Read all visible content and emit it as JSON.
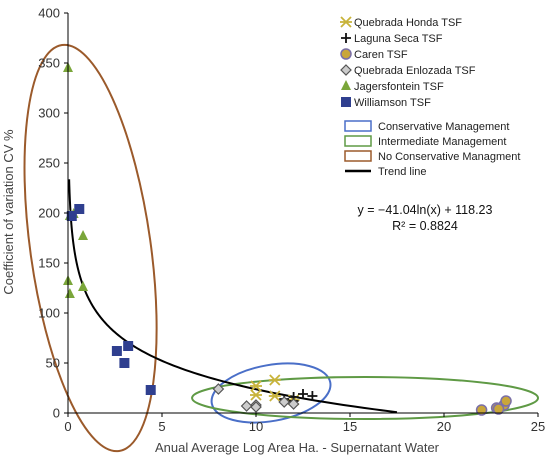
{
  "chart_data": {
    "type": "scatter",
    "xlabel": "Anual Average  Log Area Ha. - Supernatant Water",
    "ylabel": "Coefficient of variation CV %",
    "xlim": [
      0,
      25
    ],
    "ylim": [
      0,
      400
    ],
    "x_ticks": [
      0,
      5,
      10,
      15,
      20,
      25
    ],
    "y_ticks": [
      0,
      50,
      100,
      150,
      200,
      250,
      300,
      350,
      400
    ],
    "grid": false,
    "legend_position": "top-right",
    "series": [
      {
        "name": "Quebrada Honda TSF",
        "marker": "asterisk",
        "color": "#c8b33a",
        "points": [
          [
            10,
            18
          ],
          [
            10,
            27
          ],
          [
            11,
            17
          ],
          [
            11,
            33
          ],
          [
            12,
            13
          ]
        ]
      },
      {
        "name": "Laguna Seca TSF",
        "marker": "plus",
        "color": "#111111",
        "points": [
          [
            12,
            16
          ],
          [
            12.5,
            19
          ],
          [
            13,
            17
          ],
          [
            12,
            12
          ],
          [
            11.5,
            14
          ]
        ]
      },
      {
        "name": "Caren TSF",
        "marker": "circle",
        "color": "#7a6fa8",
        "points": [
          [
            22,
            3
          ],
          [
            22.8,
            5
          ],
          [
            23.2,
            8
          ],
          [
            23.3,
            12
          ],
          [
            22.9,
            4
          ]
        ]
      },
      {
        "name": "Quebrada Enlozada TSF",
        "marker": "diamond",
        "color": "#555555",
        "points": [
          [
            8,
            24
          ],
          [
            9.5,
            7
          ],
          [
            10,
            8
          ],
          [
            10,
            6
          ],
          [
            11.5,
            11
          ],
          [
            12,
            9
          ]
        ]
      },
      {
        "name": "Jagersfontein TSF",
        "marker": "triangle",
        "color": "#7aa63a",
        "points": [
          [
            0,
            345
          ],
          [
            0.1,
            197
          ],
          [
            0.3,
            199
          ],
          [
            0.8,
            177
          ],
          [
            0,
            132
          ],
          [
            0.1,
            119
          ],
          [
            0.8,
            126
          ]
        ]
      },
      {
        "name": "Williamson TSF",
        "marker": "square",
        "color": "#2f3f8f",
        "points": [
          [
            0.2,
            197
          ],
          [
            0.6,
            204
          ],
          [
            2.6,
            62
          ],
          [
            3,
            50
          ],
          [
            3.2,
            67
          ],
          [
            4.4,
            23
          ]
        ]
      }
    ],
    "management_legend": [
      {
        "label": "Conservative Management",
        "color": "#4a6fc8"
      },
      {
        "label": "Intermediate Management",
        "color": "#5f9a45"
      },
      {
        "label": "No Conservative Managment",
        "color": "#9b5a2b"
      },
      {
        "label": "Trend line",
        "color": "#000000"
      }
    ],
    "trend": {
      "a": -41.04,
      "b": 118.23,
      "x_start": 0.06,
      "x_end": 17.5
    },
    "equation_text": "y = −41.04ln(x) + 118.23",
    "r2_text": "R² = 0.8824",
    "ellipses": [
      {
        "cx": 1.2,
        "cy": 165,
        "rx": 3.2,
        "ry": 205,
        "angle_deg": -8,
        "color": "#9b5a2b"
      },
      {
        "cx": 10.8,
        "cy": 20,
        "rx": 3.2,
        "ry": 28,
        "angle_deg": -10,
        "color": "#4a6fc8"
      },
      {
        "cx": 15.8,
        "cy": 15,
        "rx": 9.2,
        "ry": 21,
        "angle_deg": 0,
        "color": "#5f9a45"
      }
    ]
  }
}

* [WHAT IS BEING ASKED]
Without the pictures, restate all of the entries above verbatim.

* [ANSWER TO THE PROBLEM]
Read all visible content and emit it as JSON.
{
  "chart_data": {
    "type": "scatter",
    "xlabel": "Anual Average  Log Area Ha. - Supernatant Water",
    "ylabel": "Coefficient of variation CV %",
    "xlim": [
      0,
      25
    ],
    "ylim": [
      0,
      400
    ],
    "x_ticks": [
      0,
      5,
      10,
      15,
      20,
      25
    ],
    "y_ticks": [
      0,
      50,
      100,
      150,
      200,
      250,
      300,
      350,
      400
    ],
    "grid": false,
    "legend_position": "top-right",
    "series": [
      {
        "name": "Quebrada Honda TSF",
        "marker": "asterisk",
        "color": "#c8b33a",
        "points": [
          [
            10,
            18
          ],
          [
            10,
            27
          ],
          [
            11,
            17
          ],
          [
            11,
            33
          ],
          [
            12,
            13
          ]
        ]
      },
      {
        "name": "Laguna Seca TSF",
        "marker": "plus",
        "color": "#111111",
        "points": [
          [
            12,
            16
          ],
          [
            12.5,
            19
          ],
          [
            13,
            17
          ],
          [
            12,
            12
          ],
          [
            11.5,
            14
          ]
        ]
      },
      {
        "name": "Caren TSF",
        "marker": "circle",
        "color": "#7a6fa8",
        "points": [
          [
            22,
            3
          ],
          [
            22.8,
            5
          ],
          [
            23.2,
            8
          ],
          [
            23.3,
            12
          ],
          [
            22.9,
            4
          ]
        ]
      },
      {
        "name": "Quebrada Enlozada TSF",
        "marker": "diamond",
        "color": "#555555",
        "points": [
          [
            8,
            24
          ],
          [
            9.5,
            7
          ],
          [
            10,
            8
          ],
          [
            10,
            6
          ],
          [
            11.5,
            11
          ],
          [
            12,
            9
          ]
        ]
      },
      {
        "name": "Jagersfontein TSF",
        "marker": "triangle",
        "color": "#7aa63a",
        "points": [
          [
            0,
            345
          ],
          [
            0.1,
            197
          ],
          [
            0.3,
            199
          ],
          [
            0.8,
            177
          ],
          [
            0,
            132
          ],
          [
            0.1,
            119
          ],
          [
            0.8,
            126
          ]
        ]
      },
      {
        "name": "Williamson TSF",
        "marker": "square",
        "color": "#2f3f8f",
        "points": [
          [
            0.2,
            197
          ],
          [
            0.6,
            204
          ],
          [
            2.6,
            62
          ],
          [
            3,
            50
          ],
          [
            3.2,
            67
          ],
          [
            4.4,
            23
          ]
        ]
      }
    ],
    "management_legend": [
      {
        "label": "Conservative Management",
        "color": "#4a6fc8"
      },
      {
        "label": "Intermediate Management",
        "color": "#5f9a45"
      },
      {
        "label": "No Conservative Managment",
        "color": "#9b5a2b"
      },
      {
        "label": "Trend line",
        "color": "#000000"
      }
    ],
    "trend": {
      "a": -41.04,
      "b": 118.23,
      "x_start": 0.06,
      "x_end": 17.5
    },
    "equation_text": "y = −41.04ln(x) + 118.23",
    "r2_text": "R² = 0.8824",
    "ellipses": [
      {
        "cx": 1.2,
        "cy": 165,
        "rx": 3.2,
        "ry": 205,
        "angle_deg": -8,
        "color": "#9b5a2b"
      },
      {
        "cx": 10.8,
        "cy": 20,
        "rx": 3.2,
        "ry": 28,
        "angle_deg": -10,
        "color": "#4a6fc8"
      },
      {
        "cx": 15.8,
        "cy": 15,
        "rx": 9.2,
        "ry": 21,
        "angle_deg": 0,
        "color": "#5f9a45"
      }
    ]
  }
}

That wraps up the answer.